(Dataset items)

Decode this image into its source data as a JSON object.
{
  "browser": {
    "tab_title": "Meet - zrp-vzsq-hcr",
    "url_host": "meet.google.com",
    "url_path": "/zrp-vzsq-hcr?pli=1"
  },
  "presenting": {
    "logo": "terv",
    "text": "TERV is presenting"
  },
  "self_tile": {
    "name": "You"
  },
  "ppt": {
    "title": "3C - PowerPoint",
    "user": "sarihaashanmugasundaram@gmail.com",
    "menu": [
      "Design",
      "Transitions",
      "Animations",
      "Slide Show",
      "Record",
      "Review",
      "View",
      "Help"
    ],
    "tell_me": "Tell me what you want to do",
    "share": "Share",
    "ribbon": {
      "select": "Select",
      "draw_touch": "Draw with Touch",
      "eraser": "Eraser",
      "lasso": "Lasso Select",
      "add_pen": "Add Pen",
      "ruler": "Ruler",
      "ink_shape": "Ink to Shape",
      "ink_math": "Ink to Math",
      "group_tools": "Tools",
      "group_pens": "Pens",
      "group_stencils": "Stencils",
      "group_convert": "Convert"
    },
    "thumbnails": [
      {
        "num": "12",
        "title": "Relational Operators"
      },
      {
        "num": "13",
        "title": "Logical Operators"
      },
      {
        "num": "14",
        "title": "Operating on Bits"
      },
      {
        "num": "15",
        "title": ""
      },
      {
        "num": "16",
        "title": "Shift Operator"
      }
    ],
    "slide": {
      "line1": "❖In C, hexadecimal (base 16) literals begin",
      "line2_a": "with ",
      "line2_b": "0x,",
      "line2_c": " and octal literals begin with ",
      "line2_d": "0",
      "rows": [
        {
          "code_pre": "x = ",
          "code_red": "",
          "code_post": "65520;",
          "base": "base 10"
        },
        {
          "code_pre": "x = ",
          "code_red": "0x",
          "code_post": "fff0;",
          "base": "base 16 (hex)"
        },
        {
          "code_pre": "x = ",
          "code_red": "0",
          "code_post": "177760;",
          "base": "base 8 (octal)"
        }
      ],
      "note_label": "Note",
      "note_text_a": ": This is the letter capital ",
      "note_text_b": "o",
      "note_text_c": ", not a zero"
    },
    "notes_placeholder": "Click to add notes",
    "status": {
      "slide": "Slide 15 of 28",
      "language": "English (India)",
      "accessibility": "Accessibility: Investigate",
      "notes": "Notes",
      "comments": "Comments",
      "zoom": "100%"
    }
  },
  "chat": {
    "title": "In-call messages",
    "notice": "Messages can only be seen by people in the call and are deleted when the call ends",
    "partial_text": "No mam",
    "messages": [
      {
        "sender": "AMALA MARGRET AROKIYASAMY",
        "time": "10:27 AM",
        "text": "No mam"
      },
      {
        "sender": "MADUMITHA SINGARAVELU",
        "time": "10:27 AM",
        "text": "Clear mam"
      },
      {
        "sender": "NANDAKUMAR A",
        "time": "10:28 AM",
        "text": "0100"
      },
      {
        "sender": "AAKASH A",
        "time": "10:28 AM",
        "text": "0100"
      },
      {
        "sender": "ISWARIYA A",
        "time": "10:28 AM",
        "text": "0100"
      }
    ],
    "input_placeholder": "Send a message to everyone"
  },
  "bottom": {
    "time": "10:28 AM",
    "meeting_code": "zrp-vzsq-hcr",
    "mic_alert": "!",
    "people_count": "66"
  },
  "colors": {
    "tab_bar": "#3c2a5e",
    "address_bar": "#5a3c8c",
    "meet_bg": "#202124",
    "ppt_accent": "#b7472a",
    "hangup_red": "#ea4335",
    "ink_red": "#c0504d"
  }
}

(WHAT YOU HAVE TO DO): Only lines holding the string "presenting" are wanted; gather each one from the entries above.

(THE RESULT):
  "presenting": {
    "text": "TERV is presenting"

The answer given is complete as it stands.